**YOUR GOAL**
Extract every line below that contains the word "into".

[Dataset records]
<<<<

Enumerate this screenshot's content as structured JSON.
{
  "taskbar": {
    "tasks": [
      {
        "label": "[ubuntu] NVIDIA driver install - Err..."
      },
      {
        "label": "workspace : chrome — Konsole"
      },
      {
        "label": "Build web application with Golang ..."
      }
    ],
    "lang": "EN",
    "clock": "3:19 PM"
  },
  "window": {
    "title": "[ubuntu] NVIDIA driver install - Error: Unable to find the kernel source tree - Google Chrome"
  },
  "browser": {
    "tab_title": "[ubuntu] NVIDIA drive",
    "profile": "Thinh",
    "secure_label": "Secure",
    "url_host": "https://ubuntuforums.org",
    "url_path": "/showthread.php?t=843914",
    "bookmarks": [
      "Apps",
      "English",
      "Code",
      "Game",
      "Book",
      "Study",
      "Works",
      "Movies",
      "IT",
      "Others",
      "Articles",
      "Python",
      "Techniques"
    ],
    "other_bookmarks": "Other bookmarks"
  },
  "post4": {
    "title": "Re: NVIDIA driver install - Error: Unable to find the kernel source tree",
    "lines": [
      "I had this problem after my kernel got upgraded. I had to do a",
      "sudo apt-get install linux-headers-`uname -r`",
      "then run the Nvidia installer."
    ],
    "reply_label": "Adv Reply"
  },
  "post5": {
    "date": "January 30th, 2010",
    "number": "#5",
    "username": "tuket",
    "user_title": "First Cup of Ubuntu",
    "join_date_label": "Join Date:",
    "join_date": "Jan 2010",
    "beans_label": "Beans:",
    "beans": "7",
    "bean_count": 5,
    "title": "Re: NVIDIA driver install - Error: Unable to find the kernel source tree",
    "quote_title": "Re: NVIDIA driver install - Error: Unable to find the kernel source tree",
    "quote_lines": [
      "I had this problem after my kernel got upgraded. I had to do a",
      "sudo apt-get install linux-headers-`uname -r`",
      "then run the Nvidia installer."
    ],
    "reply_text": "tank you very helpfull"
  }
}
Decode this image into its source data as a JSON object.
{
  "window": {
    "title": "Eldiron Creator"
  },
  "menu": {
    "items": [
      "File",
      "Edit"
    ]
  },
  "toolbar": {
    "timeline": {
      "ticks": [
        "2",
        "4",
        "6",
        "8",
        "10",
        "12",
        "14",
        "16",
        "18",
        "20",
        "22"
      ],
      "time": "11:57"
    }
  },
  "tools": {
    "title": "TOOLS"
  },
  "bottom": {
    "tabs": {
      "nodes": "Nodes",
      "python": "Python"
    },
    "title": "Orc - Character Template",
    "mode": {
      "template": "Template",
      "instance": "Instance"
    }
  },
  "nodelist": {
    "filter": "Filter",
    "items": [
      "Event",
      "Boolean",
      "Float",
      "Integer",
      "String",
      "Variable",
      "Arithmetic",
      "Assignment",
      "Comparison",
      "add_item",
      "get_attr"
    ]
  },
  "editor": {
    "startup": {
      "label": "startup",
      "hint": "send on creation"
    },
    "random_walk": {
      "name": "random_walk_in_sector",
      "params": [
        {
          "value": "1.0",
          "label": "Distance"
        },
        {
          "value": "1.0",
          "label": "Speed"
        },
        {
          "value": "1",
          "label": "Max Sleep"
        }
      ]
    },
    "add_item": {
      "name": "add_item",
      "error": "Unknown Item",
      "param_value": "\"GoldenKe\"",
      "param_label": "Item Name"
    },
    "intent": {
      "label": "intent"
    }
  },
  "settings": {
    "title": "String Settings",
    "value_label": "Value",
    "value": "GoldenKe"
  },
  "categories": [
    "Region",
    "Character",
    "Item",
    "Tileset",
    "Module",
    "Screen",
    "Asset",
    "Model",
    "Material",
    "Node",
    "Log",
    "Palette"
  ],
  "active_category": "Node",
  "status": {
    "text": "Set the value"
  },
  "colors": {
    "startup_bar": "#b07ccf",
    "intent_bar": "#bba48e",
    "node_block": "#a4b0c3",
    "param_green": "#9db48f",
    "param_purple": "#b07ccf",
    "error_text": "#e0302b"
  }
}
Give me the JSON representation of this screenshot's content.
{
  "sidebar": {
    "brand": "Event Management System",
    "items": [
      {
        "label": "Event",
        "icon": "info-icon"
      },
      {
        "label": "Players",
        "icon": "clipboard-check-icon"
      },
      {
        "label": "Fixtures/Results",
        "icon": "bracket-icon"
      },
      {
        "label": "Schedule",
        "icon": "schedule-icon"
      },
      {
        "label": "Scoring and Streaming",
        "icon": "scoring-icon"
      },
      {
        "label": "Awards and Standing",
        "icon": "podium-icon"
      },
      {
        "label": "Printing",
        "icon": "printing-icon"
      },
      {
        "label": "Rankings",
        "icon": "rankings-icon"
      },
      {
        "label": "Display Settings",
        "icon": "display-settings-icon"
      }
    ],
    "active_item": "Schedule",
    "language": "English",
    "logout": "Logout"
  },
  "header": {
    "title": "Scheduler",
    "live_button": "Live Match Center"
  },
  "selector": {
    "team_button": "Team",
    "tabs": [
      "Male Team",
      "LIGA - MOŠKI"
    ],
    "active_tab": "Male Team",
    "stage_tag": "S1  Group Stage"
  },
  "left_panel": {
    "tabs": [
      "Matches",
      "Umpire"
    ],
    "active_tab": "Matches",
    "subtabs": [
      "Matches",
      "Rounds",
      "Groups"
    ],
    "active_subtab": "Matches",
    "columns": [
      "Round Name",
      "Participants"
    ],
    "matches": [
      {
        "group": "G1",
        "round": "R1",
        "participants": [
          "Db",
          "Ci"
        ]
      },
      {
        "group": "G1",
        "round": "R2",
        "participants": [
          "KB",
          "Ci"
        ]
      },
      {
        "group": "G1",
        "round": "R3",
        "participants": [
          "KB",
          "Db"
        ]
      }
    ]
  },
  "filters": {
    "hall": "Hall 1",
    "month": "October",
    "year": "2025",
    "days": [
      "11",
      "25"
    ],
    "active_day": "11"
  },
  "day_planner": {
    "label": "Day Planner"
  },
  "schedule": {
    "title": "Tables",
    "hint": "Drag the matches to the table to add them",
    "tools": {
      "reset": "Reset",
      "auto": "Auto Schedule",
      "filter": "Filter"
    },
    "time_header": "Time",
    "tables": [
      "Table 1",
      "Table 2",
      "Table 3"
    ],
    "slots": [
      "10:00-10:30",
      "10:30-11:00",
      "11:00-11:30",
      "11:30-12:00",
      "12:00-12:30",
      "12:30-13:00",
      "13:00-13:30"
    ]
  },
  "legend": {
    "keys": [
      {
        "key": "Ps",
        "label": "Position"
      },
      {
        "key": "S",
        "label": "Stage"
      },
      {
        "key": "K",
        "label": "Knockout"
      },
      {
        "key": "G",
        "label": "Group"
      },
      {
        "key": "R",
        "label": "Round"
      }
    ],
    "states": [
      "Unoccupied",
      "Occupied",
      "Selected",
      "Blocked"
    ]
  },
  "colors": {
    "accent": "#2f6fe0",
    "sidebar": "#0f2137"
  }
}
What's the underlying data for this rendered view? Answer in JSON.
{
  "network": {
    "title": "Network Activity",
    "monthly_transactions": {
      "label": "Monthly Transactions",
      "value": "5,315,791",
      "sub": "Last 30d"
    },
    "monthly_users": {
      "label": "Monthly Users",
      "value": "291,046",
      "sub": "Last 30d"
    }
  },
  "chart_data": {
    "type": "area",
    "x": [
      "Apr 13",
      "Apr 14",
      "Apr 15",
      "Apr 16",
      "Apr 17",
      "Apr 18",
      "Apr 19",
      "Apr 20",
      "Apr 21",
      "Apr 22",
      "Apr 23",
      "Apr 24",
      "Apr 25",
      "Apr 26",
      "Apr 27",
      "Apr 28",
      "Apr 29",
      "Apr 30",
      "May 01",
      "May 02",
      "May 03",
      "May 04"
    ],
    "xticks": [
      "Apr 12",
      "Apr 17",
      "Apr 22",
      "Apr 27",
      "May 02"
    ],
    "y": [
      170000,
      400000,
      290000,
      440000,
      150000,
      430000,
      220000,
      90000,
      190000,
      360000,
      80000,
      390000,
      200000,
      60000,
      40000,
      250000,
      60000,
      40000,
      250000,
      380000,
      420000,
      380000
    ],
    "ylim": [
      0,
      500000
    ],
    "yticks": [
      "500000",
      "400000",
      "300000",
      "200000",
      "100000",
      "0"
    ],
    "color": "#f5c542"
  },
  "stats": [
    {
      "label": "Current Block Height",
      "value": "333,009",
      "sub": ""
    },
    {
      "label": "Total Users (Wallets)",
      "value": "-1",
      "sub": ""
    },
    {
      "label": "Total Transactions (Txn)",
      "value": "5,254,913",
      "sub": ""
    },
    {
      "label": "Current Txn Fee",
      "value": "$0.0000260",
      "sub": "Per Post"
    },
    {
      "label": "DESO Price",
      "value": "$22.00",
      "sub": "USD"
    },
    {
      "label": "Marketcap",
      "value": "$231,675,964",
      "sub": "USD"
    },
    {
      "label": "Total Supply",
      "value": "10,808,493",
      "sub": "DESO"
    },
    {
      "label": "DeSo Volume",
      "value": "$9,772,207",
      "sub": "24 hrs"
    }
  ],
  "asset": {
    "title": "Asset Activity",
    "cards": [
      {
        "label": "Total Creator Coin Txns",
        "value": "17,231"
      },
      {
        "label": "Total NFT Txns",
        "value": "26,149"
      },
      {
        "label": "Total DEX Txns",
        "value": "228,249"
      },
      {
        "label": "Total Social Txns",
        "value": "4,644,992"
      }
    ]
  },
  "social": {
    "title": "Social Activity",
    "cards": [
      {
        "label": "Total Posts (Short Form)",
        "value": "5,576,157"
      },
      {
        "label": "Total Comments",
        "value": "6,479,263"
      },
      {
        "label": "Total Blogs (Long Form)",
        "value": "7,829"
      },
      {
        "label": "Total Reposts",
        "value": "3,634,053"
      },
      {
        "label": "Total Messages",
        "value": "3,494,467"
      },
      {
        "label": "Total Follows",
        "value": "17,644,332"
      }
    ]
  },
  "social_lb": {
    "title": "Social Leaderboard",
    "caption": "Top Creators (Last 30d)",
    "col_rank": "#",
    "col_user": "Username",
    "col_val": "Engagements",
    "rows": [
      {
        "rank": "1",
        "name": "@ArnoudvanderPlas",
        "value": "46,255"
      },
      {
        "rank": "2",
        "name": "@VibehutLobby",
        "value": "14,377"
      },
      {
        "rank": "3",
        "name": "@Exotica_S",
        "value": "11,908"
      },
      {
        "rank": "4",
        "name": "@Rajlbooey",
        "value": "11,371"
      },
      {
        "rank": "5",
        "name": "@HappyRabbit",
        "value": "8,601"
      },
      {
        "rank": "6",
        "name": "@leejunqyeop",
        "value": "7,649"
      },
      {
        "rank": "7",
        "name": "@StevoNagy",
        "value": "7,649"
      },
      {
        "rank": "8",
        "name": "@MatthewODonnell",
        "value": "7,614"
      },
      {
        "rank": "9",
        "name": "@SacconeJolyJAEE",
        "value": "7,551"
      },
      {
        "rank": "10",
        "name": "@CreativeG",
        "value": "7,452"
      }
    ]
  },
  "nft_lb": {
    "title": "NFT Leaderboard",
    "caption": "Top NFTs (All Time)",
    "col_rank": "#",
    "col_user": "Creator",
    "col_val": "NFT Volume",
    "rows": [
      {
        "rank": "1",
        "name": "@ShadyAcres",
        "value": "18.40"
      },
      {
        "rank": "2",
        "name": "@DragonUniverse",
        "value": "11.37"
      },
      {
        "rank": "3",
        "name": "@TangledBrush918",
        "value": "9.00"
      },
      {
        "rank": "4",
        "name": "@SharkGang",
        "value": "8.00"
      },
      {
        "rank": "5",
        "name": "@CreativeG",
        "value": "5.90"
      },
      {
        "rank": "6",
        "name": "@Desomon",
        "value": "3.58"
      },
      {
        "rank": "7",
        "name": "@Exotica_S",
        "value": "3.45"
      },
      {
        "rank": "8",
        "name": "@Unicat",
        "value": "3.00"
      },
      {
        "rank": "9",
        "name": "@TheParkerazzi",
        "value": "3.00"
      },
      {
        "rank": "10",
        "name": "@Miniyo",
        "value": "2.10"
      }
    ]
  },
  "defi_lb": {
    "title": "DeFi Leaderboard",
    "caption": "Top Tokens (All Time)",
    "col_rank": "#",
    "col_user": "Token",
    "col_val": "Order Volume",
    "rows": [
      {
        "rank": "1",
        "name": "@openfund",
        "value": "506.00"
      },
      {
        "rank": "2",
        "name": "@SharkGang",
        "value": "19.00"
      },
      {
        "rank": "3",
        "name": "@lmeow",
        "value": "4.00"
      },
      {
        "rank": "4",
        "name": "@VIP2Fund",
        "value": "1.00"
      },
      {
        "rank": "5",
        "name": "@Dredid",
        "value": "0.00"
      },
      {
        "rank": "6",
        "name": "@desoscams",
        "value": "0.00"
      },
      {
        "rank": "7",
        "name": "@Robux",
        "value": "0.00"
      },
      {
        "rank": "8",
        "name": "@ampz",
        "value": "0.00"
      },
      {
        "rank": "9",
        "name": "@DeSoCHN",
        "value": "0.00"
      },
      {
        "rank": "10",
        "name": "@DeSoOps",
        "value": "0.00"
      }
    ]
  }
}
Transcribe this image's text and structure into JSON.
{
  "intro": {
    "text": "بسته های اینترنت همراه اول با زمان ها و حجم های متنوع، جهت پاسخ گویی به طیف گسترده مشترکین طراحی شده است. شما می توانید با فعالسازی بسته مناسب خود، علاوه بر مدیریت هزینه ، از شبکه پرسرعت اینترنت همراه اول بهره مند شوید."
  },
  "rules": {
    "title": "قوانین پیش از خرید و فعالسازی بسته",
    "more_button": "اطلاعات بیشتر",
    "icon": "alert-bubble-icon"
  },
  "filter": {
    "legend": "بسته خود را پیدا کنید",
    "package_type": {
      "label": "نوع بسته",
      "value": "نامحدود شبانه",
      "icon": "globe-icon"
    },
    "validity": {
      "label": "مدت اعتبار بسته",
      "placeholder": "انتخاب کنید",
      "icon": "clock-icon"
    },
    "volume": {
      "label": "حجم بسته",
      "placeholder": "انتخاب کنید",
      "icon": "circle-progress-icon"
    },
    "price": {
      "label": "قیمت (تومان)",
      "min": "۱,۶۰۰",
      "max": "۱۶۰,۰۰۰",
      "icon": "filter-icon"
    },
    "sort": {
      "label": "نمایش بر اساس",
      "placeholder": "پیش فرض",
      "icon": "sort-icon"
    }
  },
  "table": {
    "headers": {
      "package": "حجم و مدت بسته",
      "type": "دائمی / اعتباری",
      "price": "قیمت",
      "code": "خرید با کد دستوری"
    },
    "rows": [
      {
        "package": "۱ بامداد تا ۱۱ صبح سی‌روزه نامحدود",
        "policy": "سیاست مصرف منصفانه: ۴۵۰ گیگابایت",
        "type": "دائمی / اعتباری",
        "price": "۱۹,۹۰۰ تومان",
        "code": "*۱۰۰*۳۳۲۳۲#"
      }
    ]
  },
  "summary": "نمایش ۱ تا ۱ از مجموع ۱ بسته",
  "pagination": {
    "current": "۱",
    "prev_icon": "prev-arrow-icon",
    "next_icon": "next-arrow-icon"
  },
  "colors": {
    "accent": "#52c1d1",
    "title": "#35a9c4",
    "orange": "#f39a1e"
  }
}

>>>>

**RESULT**
Decode this image into its source data as a JSON object.
Transcribe this image's text and structure into JSON.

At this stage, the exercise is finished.